§ **Task details**:
Write out the whole listing word for word.

[Stored items]
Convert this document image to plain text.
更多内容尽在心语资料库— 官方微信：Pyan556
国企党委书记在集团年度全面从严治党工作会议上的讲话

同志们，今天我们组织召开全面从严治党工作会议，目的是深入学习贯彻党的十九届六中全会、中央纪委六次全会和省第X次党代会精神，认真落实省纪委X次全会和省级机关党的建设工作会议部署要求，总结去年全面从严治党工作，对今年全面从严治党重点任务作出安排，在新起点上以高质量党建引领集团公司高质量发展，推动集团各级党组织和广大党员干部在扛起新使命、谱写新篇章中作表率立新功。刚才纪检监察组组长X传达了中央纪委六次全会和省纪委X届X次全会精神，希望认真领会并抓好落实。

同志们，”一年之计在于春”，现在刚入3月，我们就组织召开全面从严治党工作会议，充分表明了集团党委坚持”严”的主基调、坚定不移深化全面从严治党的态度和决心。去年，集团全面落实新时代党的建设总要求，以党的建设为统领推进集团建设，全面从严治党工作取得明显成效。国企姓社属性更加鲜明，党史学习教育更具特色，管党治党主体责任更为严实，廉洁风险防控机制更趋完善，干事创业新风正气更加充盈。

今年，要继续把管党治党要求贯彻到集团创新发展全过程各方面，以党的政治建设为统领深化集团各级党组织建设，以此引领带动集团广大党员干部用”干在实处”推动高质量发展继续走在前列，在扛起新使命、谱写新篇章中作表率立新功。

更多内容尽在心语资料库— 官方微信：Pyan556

§ **Solution**:
Convert this document image to plain text.
更多内容尽在心语资料库— 官方微信：Pyan556
国企党委书记在集团年度全面从严治党工作会议上的讲话

同志们，今天我们组织召开全面从严治党工作会议，目的是深入学习贯彻党的十九届六中全会、中央纪委六次全会和省第X次党代会精神，认真落实省纪委X次全会和省级机关党的建设工作会议部署要求，总结去年全面从严治党工作，对今年全面从严治党重点任务作出安排，在新起点上以高质量党建引领集团公司高质量发展，推动集团各级党组织和广大党员干部在扛起新使命、谱写新篇章中作表率立新功。刚才纪检监察组组长X传达了中央纪委六次全会和省纪委X届X次全会精神，希望认真领会并抓好落实。

同志们，”一年之计在于春”，现在刚入3月，我们就组织召开全面从严治党工作会议，充分表明了集团党委坚持”严”的主基调、坚定不移深化全面从严治党的态度和决心。去年，集团全面落实新时代党的建设总要求，以党的建设为统领推进集团建设，全面从严治党工作取得明显成效。国企姓社属性更加鲜明，党史学习教育更具特色，管党治党主体责任更为严实，廉洁风险防控机制更趋完善，干事创业新风正气更加充盈。

今年，要继续把管党治党要求贯彻到集团创新发展全过程各方面，以党的政治建设为统领深化集团各级党组织建设，以此引领带动集团广大党员干部用”干在实处”推动高质量发展继续走在前列，在扛起新使命、谱写新篇章中作表率立新功。

更多内容尽在心语资料库— 官方微信：Pyan556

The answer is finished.